Instruction>
Each line of the data that includes the string "JSON" is to be copied out.

(Figure dataset records)

+++

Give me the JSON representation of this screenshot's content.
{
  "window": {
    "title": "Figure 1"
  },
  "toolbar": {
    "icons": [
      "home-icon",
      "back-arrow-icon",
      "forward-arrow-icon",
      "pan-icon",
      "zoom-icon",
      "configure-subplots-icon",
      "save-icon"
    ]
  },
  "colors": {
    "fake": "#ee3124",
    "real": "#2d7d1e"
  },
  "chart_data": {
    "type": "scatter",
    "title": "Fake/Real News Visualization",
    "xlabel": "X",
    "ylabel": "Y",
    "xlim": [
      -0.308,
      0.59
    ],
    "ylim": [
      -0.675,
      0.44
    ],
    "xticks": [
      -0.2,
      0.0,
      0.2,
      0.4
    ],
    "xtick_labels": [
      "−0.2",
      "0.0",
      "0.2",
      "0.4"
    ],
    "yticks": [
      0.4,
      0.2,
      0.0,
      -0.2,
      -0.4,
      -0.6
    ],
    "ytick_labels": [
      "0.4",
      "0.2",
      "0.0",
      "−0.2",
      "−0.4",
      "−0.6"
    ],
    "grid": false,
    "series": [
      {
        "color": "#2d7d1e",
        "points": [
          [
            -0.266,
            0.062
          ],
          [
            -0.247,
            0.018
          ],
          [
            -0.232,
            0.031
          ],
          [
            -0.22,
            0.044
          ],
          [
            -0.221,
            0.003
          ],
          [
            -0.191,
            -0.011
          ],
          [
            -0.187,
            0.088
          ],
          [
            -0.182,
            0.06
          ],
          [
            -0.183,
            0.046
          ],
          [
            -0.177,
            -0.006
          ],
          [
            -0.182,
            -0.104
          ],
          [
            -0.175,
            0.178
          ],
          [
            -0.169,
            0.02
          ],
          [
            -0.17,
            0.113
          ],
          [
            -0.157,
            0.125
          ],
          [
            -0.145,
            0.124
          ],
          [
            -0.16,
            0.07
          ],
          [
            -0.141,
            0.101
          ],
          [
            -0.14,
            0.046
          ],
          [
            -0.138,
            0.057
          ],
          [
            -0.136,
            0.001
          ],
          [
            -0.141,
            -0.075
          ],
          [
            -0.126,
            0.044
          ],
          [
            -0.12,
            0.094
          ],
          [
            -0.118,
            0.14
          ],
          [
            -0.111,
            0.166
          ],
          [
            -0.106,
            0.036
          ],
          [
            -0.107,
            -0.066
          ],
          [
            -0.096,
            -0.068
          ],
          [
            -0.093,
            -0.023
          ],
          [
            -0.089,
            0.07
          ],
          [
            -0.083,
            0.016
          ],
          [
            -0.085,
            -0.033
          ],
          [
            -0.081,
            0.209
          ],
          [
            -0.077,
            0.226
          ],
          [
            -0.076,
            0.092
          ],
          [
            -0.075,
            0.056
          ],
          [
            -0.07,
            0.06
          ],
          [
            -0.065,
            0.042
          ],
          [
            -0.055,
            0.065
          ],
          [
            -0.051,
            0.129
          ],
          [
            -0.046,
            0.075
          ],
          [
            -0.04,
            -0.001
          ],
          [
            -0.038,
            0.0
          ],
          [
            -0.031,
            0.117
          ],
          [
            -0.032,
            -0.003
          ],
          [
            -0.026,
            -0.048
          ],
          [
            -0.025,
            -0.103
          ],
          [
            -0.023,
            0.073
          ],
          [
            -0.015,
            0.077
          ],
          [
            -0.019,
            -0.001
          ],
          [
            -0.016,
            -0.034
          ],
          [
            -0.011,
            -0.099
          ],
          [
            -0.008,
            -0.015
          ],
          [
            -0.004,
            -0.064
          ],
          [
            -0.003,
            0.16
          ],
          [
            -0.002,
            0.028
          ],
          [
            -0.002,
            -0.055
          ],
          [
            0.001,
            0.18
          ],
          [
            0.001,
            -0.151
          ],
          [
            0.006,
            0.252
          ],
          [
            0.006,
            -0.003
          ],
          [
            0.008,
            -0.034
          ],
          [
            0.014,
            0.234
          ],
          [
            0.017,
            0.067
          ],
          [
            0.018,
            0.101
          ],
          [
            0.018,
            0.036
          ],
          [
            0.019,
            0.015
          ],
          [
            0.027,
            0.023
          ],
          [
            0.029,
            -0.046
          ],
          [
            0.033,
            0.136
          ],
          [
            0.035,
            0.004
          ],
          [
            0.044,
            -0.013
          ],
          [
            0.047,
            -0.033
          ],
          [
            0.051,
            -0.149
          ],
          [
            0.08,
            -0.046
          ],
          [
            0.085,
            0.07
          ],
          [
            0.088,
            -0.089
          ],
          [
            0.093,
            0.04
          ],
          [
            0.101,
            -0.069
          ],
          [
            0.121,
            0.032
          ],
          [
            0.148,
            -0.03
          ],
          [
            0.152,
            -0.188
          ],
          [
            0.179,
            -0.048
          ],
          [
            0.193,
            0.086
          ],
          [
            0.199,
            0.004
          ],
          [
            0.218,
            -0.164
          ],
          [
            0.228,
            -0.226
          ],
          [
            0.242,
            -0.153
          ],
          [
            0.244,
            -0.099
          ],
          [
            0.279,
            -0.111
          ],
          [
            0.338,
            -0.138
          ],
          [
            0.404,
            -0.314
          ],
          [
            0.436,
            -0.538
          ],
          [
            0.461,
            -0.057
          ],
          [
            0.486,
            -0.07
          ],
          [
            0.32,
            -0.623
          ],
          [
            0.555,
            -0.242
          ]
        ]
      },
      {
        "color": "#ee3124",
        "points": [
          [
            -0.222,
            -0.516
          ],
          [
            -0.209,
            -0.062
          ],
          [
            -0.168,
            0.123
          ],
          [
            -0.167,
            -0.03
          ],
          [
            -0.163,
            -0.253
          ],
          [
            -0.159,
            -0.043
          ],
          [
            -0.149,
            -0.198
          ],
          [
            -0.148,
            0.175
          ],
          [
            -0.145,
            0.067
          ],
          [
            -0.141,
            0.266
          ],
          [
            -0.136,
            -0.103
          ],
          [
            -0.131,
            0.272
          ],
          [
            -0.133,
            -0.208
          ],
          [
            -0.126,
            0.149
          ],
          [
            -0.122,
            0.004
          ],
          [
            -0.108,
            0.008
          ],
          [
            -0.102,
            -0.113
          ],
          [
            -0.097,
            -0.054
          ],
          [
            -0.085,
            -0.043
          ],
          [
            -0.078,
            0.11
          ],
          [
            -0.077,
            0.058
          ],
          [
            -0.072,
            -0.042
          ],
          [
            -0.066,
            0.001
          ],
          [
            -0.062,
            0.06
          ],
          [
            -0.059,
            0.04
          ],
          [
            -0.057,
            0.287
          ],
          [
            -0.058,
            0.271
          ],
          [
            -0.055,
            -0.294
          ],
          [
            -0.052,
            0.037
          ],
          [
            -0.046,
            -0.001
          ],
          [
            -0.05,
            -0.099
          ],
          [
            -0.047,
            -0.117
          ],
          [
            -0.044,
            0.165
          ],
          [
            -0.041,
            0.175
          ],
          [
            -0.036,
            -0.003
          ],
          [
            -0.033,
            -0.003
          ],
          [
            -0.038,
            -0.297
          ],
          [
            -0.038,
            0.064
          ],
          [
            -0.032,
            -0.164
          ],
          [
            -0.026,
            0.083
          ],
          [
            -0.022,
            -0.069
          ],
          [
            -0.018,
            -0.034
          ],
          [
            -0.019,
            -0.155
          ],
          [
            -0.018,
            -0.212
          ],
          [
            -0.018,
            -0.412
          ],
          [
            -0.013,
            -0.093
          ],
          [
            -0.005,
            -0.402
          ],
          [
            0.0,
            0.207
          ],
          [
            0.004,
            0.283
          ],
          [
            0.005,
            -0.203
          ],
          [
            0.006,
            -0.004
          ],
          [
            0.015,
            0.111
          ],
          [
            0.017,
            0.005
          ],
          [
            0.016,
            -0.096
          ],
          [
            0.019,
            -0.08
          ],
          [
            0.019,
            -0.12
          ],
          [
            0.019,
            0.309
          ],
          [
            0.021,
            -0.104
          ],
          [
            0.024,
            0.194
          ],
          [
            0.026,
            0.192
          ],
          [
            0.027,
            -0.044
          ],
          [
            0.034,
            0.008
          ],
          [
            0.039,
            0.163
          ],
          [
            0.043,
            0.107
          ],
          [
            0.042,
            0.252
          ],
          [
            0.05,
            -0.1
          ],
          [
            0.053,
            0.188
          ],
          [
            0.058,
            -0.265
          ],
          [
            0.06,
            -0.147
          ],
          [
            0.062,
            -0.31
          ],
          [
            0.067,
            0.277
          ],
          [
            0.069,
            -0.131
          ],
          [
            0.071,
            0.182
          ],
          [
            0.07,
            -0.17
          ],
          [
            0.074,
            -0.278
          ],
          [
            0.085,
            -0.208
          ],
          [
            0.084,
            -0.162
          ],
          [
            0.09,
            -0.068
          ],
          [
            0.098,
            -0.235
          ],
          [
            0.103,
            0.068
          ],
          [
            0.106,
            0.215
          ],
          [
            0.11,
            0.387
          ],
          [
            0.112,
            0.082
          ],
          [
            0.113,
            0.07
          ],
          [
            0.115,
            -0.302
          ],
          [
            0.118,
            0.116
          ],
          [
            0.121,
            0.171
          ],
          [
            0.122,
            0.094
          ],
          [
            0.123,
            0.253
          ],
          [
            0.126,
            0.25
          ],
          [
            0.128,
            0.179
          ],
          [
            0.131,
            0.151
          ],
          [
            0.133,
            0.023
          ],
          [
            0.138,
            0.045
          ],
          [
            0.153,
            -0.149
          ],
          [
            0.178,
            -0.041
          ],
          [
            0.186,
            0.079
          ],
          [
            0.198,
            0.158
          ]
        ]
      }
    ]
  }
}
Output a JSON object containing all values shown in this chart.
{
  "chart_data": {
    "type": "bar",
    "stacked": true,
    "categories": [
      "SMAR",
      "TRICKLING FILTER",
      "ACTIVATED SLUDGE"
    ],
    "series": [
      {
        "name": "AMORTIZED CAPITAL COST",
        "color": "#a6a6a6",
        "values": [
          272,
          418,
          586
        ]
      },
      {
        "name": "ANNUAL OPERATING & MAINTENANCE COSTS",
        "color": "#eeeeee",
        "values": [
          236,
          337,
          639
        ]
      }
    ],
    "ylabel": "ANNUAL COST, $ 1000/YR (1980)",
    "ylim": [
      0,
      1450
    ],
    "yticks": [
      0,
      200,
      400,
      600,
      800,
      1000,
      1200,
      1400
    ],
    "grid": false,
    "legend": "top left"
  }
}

+++

Finished task>
Give me the JSON representation of this screenshot's content.
Output a JSON object containing all values shown in this chart.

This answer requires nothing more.